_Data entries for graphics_
● ● ● ●

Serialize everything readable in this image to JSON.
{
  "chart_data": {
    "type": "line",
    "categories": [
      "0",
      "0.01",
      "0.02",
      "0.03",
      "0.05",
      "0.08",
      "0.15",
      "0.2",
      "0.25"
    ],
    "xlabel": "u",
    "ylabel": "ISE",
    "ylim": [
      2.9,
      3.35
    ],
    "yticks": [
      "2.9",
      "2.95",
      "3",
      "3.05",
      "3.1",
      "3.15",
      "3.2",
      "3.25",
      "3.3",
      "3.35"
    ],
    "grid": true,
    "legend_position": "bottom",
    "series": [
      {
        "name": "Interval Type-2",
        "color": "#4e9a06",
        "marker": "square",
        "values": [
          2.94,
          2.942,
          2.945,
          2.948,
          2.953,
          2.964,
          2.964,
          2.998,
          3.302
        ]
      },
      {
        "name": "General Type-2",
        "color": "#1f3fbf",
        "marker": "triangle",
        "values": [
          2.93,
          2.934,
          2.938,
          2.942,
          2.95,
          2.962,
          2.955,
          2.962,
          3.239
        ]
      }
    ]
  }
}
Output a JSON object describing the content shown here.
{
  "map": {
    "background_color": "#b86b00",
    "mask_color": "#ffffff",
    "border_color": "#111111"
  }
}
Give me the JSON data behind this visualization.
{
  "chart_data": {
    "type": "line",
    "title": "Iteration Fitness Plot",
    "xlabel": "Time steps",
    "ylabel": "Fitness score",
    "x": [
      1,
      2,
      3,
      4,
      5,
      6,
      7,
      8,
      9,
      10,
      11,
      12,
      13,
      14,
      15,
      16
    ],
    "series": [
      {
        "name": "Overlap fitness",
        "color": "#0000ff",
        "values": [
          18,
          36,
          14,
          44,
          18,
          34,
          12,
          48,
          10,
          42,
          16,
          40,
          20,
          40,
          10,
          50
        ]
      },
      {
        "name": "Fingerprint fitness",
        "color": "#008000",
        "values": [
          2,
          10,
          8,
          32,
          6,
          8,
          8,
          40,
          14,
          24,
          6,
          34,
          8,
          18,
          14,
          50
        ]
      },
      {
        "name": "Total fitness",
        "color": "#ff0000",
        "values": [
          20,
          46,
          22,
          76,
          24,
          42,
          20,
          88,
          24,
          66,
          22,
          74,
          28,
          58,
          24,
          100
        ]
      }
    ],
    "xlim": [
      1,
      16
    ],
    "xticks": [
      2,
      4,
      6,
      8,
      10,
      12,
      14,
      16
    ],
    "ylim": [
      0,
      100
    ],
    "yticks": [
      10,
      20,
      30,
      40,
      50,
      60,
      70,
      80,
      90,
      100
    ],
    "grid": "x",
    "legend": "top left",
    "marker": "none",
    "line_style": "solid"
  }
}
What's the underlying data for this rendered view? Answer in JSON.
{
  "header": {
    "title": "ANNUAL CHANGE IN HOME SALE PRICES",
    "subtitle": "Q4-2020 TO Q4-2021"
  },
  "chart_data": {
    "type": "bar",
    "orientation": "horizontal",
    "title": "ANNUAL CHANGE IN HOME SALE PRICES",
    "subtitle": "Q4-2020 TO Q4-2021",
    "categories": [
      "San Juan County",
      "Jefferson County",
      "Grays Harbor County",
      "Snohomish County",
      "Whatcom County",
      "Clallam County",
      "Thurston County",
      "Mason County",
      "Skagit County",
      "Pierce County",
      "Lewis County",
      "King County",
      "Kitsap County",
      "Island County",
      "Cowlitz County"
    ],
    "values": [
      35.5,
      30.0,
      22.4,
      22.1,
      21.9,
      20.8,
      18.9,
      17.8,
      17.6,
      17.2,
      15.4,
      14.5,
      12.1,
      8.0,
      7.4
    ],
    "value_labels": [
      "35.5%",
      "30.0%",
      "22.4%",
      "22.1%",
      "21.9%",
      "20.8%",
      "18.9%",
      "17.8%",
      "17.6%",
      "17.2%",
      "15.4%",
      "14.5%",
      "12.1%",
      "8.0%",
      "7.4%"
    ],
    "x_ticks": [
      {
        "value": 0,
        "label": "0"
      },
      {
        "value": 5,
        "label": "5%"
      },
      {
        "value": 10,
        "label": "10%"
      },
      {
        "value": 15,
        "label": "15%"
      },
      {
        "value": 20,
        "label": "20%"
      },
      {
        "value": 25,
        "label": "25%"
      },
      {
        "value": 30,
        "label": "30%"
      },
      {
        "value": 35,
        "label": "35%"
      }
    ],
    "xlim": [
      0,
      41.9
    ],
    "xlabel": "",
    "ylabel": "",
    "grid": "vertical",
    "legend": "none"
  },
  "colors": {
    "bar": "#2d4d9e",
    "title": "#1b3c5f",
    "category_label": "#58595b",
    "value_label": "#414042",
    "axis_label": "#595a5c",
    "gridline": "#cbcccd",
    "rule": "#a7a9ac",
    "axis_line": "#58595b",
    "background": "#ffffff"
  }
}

● ● ● ●

Each record must be returned exactly as it is written.

Serialize everything readable in this image to JSON.
{
  "chart_data": {
    "type": "line",
    "categories": [
      "0",
      "0.01",
      "0.02",
      "0.03",
      "0.05",
      "0.08",
      "0.15",
      "0.2",
      "0.25"
    ],
    "xlabel": "u",
    "ylabel": "ISE",
    "ylim": [
      2.9,
      3.35
    ],
    "yticks": [
      "2.9",
      "2.95",
      "3",
      "3.05",
      "3.1",
      "3.15",
      "3.2",
      "3.25",
      "3.3",
      "3.35"
    ],
    "grid": true,
    "legend_position": "bottom",
    "series": [
      {
        "name": "Interval Type-2",
        "color": "#4e9a06",
        "marker": "square",
        "values": [
          2.94,
          2.942,
          2.945,
          2.948,
          2.953,
          2.964,
          2.964,
          2.998,
          3.302
        ]
      },
      {
        "name": "General Type-2",
        "color": "#1f3fbf",
        "marker": "triangle",
        "values": [
          2.93,
          2.934,
          2.938,
          2.942,
          2.95,
          2.962,
          2.955,
          2.962,
          3.239
        ]
      }
    ]
  }
}
Output a JSON object describing the content shown here.
{
  "map": {
    "background_color": "#b86b00",
    "mask_color": "#ffffff",
    "border_color": "#111111"
  }
}
Give me the JSON data behind this visualization.
{
  "chart_data": {
    "type": "line",
    "title": "Iteration Fitness Plot",
    "xlabel": "Time steps",
    "ylabel": "Fitness score",
    "x": [
      1,
      2,
      3,
      4,
      5,
      6,
      7,
      8,
      9,
      10,
      11,
      12,
      13,
      14,
      15,
      16
    ],
    "series": [
      {
        "name": "Overlap fitness",
        "color": "#0000ff",
        "values": [
          18,
          36,
          14,
          44,
          18,
          34,
          12,
          48,
          10,
          42,
          16,
          40,
          20,
          40,
          10,
          50
        ]
      },
      {
        "name": "Fingerprint fitness",
        "color": "#008000",
        "values": [
          2,
          10,
          8,
          32,
          6,
          8,
          8,
          40,
          14,
          24,
          6,
          34,
          8,
          18,
          14,
          50
        ]
      },
      {
        "name": "Total fitness",
        "color": "#ff0000",
        "values": [
          20,
          46,
          22,
          76,
          24,
          42,
          20,
          88,
          24,
          66,
          22,
          74,
          28,
          58,
          24,
          100
        ]
      }
    ],
    "xlim": [
      1,
      16
    ],
    "xticks": [
      2,
      4,
      6,
      8,
      10,
      12,
      14,
      16
    ],
    "ylim": [
      0,
      100
    ],
    "yticks": [
      10,
      20,
      30,
      40,
      50,
      60,
      70,
      80,
      90,
      100
    ],
    "grid": "x",
    "legend": "top left",
    "marker": "none",
    "line_style": "solid"
  }
}
What's the underlying data for this rendered view? Answer in JSON.
{
  "header": {
    "title": "ANNUAL CHANGE IN HOME SALE PRICES",
    "subtitle": "Q4-2020 TO Q4-2021"
  },
  "chart_data": {
    "type": "bar",
    "orientation": "horizontal",
    "title": "ANNUAL CHANGE IN HOME SALE PRICES",
    "subtitle": "Q4-2020 TO Q4-2021",
    "categories": [
      "San Juan County",
      "Jefferson County",
      "Grays Harbor County",
      "Snohomish County",
      "Whatcom County",
      "Clallam County",
      "Thurston County",
      "Mason County",
      "Skagit County",
      "Pierce County",
      "Lewis County",
      "King County",
      "Kitsap County",
      "Island County",
      "Cowlitz County"
    ],
    "values": [
      35.5,
      30.0,
      22.4,
      22.1,
      21.9,
      20.8,
      18.9,
      17.8,
      17.6,
      17.2,
      15.4,
      14.5,
      12.1,
      8.0,
      7.4
    ],
    "value_labels": [
      "35.5%",
      "30.0%",
      "22.4%",
      "22.1%",
      "21.9%",
      "20.8%",
      "18.9%",
      "17.8%",
      "17.6%",
      "17.2%",
      "15.4%",
      "14.5%",
      "12.1%",
      "8.0%",
      "7.4%"
    ],
    "x_ticks": [
      {
        "value": 0,
        "label": "0"
      },
      {
        "value": 5,
        "label": "5%"
      },
      {
        "value": 10,
        "label": "10%"
      },
      {
        "value": 15,
        "label": "15%"
      },
      {
        "value": 20,
        "label": "20%"
      },
      {
        "value": 25,
        "label": "25%"
      },
      {
        "value": 30,
        "label": "30%"
      },
      {
        "value": 35,
        "label": "35%"
      }
    ],
    "xlim": [
      0,
      41.9
    ],
    "xlabel": "",
    "ylabel": "",
    "grid": "vertical",
    "legend": "none"
  },
  "colors": {
    "bar": "#2d4d9e",
    "title": "#1b3c5f",
    "category_label": "#58595b",
    "value_label": "#414042",
    "axis_label": "#595a5c",
    "gridline": "#cbcccd",
    "rule": "#a7a9ac",
    "axis_line": "#58595b",
    "background": "#ffffff"
  }
}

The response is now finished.